What follows is a set of records, each of which is to be written out exactly.

(Saved entries)
============================================================

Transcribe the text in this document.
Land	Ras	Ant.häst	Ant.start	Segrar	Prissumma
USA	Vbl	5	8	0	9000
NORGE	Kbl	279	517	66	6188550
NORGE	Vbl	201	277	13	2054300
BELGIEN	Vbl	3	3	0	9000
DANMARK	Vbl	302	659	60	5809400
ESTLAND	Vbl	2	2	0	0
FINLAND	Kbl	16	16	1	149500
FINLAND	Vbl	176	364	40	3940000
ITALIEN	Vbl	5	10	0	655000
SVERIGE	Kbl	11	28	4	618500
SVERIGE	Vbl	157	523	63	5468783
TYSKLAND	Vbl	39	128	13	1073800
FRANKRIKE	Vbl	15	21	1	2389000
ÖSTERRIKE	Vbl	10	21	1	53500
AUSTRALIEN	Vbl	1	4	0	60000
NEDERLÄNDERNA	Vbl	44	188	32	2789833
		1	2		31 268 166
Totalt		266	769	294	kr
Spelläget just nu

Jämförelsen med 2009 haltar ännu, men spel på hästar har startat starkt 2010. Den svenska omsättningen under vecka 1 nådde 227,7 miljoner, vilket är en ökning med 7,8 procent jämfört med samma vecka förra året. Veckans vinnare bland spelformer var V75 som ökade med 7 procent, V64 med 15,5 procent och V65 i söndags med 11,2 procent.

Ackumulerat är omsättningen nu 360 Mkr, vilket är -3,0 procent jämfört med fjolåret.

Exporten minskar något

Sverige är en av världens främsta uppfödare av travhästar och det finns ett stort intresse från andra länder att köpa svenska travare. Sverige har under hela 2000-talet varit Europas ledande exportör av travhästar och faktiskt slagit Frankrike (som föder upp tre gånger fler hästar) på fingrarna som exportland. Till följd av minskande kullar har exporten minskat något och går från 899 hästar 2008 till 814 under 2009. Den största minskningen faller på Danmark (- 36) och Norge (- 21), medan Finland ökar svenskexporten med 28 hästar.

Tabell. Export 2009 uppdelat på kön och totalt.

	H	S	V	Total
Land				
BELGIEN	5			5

============================================================

▶ _Result of the task_:
Transcribe the text in this document.
Land	Ras	Ant.häst	Ant.start	Segrar	Prissumma
USA	Vbl	5	8	0	9000
NORGE	Kbl	279	517	66	6188550
NORGE	Vbl	201	277	13	2054300
BELGIEN	Vbl	3	3	0	9000
DANMARK	Vbl	302	659	60	5809400
ESTLAND	Vbl	2	2	0	0
FINLAND	Kbl	16	16	1	149500
FINLAND	Vbl	176	364	40	3940000
ITALIEN	Vbl	5	10	0	655000
SVERIGE	Kbl	11	28	4	618500
SVERIGE	Vbl	157	523	63	5468783
TYSKLAND	Vbl	39	128	13	1073800
FRANKRIKE	Vbl	15	21	1	2389000
ÖSTERRIKE	Vbl	10	21	1	53500
AUSTRALIEN	Vbl	1	4	0	60000
NEDERLÄNDERNA	Vbl	44	188	32	2789833
		1	2		31 268 166
Totalt		266	769	294	kr
Spelläget just nu

Jämförelsen med 2009 haltar ännu, men spel på hästar har startat starkt 2010. Den svenska omsättningen under vecka 1 nådde 227,7 miljoner, vilket är en ökning med 7,8 procent jämfört med samma vecka förra året. Veckans vinnare bland spelformer var V75 som ökade med 7 procent, V64 med 15,5 procent och V65 i söndags med 11,2 procent.

Ackumulerat är omsättningen nu 360 Mkr, vilket är -3,0 procent jämfört med fjolåret.

Exporten minskar något

Sverige är en av världens främsta uppfödare av travhästar och det finns ett stort intresse från andra länder att köpa svenska travare. Sverige har under hela 2000-talet varit Europas ledande exportör av travhästar och faktiskt slagit Frankrike (som föder upp tre gånger fler hästar) på fingrarna som exportland. Till följd av minskande kullar har exporten minskat något och går från 899 hästar 2008 till 814 under 2009. Den största minskningen faller på Danmark (- 36) och Norge (- 21), medan Finland ökar svenskexporten med 28 hästar.

Tabell. Export 2009 uppdelat på kön och totalt.

	H	S	V	Total
Land				
BELGIEN	5			5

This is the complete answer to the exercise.